Copy down all of the data underneath, exactly as shown.

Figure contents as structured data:
::::::::::

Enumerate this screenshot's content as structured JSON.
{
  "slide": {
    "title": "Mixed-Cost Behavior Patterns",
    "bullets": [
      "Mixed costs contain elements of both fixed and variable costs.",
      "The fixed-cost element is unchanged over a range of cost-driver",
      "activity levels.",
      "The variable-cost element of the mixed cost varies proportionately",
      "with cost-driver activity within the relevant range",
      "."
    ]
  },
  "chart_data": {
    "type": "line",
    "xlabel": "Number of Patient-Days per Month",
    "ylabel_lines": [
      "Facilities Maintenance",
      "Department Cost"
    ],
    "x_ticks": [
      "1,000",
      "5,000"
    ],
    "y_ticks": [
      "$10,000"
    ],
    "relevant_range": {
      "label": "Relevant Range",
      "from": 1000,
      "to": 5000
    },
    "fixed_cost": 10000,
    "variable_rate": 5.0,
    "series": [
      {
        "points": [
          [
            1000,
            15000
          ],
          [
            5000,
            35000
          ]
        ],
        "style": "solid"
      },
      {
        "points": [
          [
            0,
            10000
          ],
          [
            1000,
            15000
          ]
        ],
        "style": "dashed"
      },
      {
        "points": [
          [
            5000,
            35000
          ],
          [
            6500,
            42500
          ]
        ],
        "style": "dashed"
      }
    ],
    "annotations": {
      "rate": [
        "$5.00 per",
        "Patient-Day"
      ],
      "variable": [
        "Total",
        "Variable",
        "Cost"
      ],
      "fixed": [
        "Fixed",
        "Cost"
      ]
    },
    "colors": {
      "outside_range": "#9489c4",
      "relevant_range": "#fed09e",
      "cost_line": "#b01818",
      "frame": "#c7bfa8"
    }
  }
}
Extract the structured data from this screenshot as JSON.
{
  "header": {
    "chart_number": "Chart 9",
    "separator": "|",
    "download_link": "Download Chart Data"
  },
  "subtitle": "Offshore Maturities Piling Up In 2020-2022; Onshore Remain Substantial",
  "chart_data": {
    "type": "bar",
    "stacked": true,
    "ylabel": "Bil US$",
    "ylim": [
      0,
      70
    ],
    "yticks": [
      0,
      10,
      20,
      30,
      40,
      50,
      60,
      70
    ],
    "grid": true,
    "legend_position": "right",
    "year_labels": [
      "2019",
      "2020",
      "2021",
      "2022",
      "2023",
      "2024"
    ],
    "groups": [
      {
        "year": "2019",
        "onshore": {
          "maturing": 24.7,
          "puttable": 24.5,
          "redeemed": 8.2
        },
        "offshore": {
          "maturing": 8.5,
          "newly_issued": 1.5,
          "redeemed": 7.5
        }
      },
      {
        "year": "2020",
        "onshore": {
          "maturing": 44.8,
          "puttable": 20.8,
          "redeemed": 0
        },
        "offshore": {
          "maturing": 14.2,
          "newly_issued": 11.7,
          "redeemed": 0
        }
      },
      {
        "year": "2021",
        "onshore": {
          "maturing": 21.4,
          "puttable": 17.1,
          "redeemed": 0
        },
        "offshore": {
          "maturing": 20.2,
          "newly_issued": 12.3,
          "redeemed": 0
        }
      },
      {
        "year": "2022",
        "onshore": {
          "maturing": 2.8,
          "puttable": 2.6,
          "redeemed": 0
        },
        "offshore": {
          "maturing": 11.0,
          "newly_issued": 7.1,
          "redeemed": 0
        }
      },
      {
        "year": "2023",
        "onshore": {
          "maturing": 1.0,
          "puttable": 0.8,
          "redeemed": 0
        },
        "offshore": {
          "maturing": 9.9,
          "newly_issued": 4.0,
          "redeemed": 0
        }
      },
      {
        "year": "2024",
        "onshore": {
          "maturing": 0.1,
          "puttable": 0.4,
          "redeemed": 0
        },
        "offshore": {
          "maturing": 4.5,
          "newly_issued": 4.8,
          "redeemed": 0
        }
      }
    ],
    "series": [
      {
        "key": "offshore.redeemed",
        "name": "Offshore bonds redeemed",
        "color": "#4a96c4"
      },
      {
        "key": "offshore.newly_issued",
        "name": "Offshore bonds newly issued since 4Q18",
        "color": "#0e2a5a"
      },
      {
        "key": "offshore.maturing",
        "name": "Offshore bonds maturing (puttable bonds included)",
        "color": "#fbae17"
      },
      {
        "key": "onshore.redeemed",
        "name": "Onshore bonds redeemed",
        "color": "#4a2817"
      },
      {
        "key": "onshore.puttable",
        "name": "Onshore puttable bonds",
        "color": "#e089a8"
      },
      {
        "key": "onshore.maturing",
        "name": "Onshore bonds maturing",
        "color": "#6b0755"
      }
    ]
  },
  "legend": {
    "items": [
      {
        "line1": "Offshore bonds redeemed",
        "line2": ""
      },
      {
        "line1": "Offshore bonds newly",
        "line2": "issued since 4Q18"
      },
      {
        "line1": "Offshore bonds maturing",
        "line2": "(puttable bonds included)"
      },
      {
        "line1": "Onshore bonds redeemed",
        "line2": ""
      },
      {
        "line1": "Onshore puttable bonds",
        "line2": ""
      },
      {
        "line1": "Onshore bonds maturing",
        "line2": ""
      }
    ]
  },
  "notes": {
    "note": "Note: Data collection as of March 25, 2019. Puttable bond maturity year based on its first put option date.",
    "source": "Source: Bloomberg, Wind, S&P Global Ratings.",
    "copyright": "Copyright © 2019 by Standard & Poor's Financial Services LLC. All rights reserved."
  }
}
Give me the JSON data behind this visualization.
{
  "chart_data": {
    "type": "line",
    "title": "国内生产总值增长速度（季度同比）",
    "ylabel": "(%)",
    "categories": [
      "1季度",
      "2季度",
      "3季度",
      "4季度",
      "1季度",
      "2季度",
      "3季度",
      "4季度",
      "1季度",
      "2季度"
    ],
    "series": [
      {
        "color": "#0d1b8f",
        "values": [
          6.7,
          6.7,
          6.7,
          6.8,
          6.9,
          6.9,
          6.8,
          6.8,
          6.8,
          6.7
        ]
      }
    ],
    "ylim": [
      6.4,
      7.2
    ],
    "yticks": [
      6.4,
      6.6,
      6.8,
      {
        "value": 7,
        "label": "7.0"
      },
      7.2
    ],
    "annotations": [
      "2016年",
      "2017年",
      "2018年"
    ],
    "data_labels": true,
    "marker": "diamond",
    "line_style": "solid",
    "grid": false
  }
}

::::::::::

• _Exercise answer_:
Enumerate this screenshot's content as structured JSON.
{
  "slide": {
    "title": "Mixed-Cost Behavior Patterns",
    "bullets": [
      "Mixed costs contain elements of both fixed and variable costs.",
      "The fixed-cost element is unchanged over a range of cost-driver",
      "activity levels.",
      "The variable-cost element of the mixed cost varies proportionately",
      "with cost-driver activity within the relevant range",
      "."
    ]
  },
  "chart_data": {
    "type": "line",
    "xlabel": "Number of Patient-Days per Month",
    "ylabel_lines": [
      "Facilities Maintenance",
      "Department Cost"
    ],
    "x_ticks": [
      "1,000",
      "5,000"
    ],
    "y_ticks": [
      "$10,000"
    ],
    "relevant_range": {
      "label": "Relevant Range",
      "from": 1000,
      "to": 5000
    },
    "fixed_cost": 10000,
    "variable_rate": 5.0,
    "series": [
      {
        "points": [
          [
            1000,
            15000
          ],
          [
            5000,
            35000
          ]
        ],
        "style": "solid"
      },
      {
        "points": [
          [
            0,
            10000
          ],
          [
            1000,
            15000
          ]
        ],
        "style": "dashed"
      },
      {
        "points": [
          [
            5000,
            35000
          ],
          [
            6500,
            42500
          ]
        ],
        "style": "dashed"
      }
    ],
    "annotations": {
      "rate": [
        "$5.00 per",
        "Patient-Day"
      ],
      "variable": [
        "Total",
        "Variable",
        "Cost"
      ],
      "fixed": [
        "Fixed",
        "Cost"
      ]
    },
    "colors": {
      "outside_range": "#9489c4",
      "relevant_range": "#fed09e",
      "cost_line": "#b01818",
      "frame": "#c7bfa8"
    }
  }
}
Extract the structured data from this screenshot as JSON.
{
  "header": {
    "chart_number": "Chart 9",
    "separator": "|",
    "download_link": "Download Chart Data"
  },
  "subtitle": "Offshore Maturities Piling Up In 2020-2022; Onshore Remain Substantial",
  "chart_data": {
    "type": "bar",
    "stacked": true,
    "ylabel": "Bil US$",
    "ylim": [
      0,
      70
    ],
    "yticks": [
      0,
      10,
      20,
      30,
      40,
      50,
      60,
      70
    ],
    "grid": true,
    "legend_position": "right",
    "year_labels": [
      "2019",
      "2020",
      "2021",
      "2022",
      "2023",
      "2024"
    ],
    "groups": [
      {
        "year": "2019",
        "onshore": {
          "maturing": 24.7,
          "puttable": 24.5,
          "redeemed": 8.2
        },
        "offshore": {
          "maturing": 8.5,
          "newly_issued": 1.5,
          "redeemed": 7.5
        }
      },
      {
        "year": "2020",
        "onshore": {
          "maturing": 44.8,
          "puttable": 20.8,
          "redeemed": 0
        },
        "offshore": {
          "maturing": 14.2,
          "newly_issued": 11.7,
          "redeemed": 0
        }
      },
      {
        "year": "2021",
        "onshore": {
          "maturing": 21.4,
          "puttable": 17.1,
          "redeemed": 0
        },
        "offshore": {
          "maturing": 20.2,
          "newly_issued": 12.3,
          "redeemed": 0
        }
      },
      {
        "year": "2022",
        "onshore": {
          "maturing": 2.8,
          "puttable": 2.6,
          "redeemed": 0
        },
        "offshore": {
          "maturing": 11.0,
          "newly_issued": 7.1,
          "redeemed": 0
        }
      },
      {
        "year": "2023",
        "onshore": {
          "maturing": 1.0,
          "puttable": 0.8,
          "redeemed": 0
        },
        "offshore": {
          "maturing": 9.9,
          "newly_issued": 4.0,
          "redeemed": 0
        }
      },
      {
        "year": "2024",
        "onshore": {
          "maturing": 0.1,
          "puttable": 0.4,
          "redeemed": 0
        },
        "offshore": {
          "maturing": 4.5,
          "newly_issued": 4.8,
          "redeemed": 0
        }
      }
    ],
    "series": [
      {
        "key": "offshore.redeemed",
        "name": "Offshore bonds redeemed",
        "color": "#4a96c4"
      },
      {
        "key": "offshore.newly_issued",
        "name": "Offshore bonds newly issued since 4Q18",
        "color": "#0e2a5a"
      },
      {
        "key": "offshore.maturing",
        "name": "Offshore bonds maturing (puttable bonds included)",
        "color": "#fbae17"
      },
      {
        "key": "onshore.redeemed",
        "name": "Onshore bonds redeemed",
        "color": "#4a2817"
      },
      {
        "key": "onshore.puttable",
        "name": "Onshore puttable bonds",
        "color": "#e089a8"
      },
      {
        "key": "onshore.maturing",
        "name": "Onshore bonds maturing",
        "color": "#6b0755"
      }
    ]
  },
  "legend": {
    "items": [
      {
        "line1": "Offshore bonds redeemed",
        "line2": ""
      },
      {
        "line1": "Offshore bonds newly",
        "line2": "issued since 4Q18"
      },
      {
        "line1": "Offshore bonds maturing",
        "line2": "(puttable bonds included)"
      },
      {
        "line1": "Onshore bonds redeemed",
        "line2": ""
      },
      {
        "line1": "Onshore puttable bonds",
        "line2": ""
      },
      {
        "line1": "Onshore bonds maturing",
        "line2": ""
      }
    ]
  },
  "notes": {
    "note": "Note: Data collection as of March 25, 2019. Puttable bond maturity year based on its first put option date.",
    "source": "Source: Bloomberg, Wind, S&P Global Ratings.",
    "copyright": "Copyright © 2019 by Standard & Poor's Financial Services LLC. All rights reserved."
  }
}
Give me the JSON data behind this visualization.
{
  "chart_data": {
    "type": "line",
    "title": "国内生产总值增长速度（季度同比）",
    "ylabel": "(%)",
    "categories": [
      "1季度",
      "2季度",
      "3季度",
      "4季度",
      "1季度",
      "2季度",
      "3季度",
      "4季度",
      "1季度",
      "2季度"
    ],
    "series": [
      {
        "color": "#0d1b8f",
        "values": [
          6.7,
          6.7,
          6.7,
          6.8,
          6.9,
          6.9,
          6.8,
          6.8,
          6.8,
          6.7
        ]
      }
    ],
    "ylim": [
      6.4,
      7.2
    ],
    "yticks": [
      6.4,
      6.6,
      6.8,
      {
        "value": 7,
        "label": "7.0"
      },
      7.2
    ],
    "annotations": [
      "2016年",
      "2017年",
      "2018年"
    ],
    "data_labels": true,
    "marker": "diamond",
    "line_style": "solid",
    "grid": false
  }
}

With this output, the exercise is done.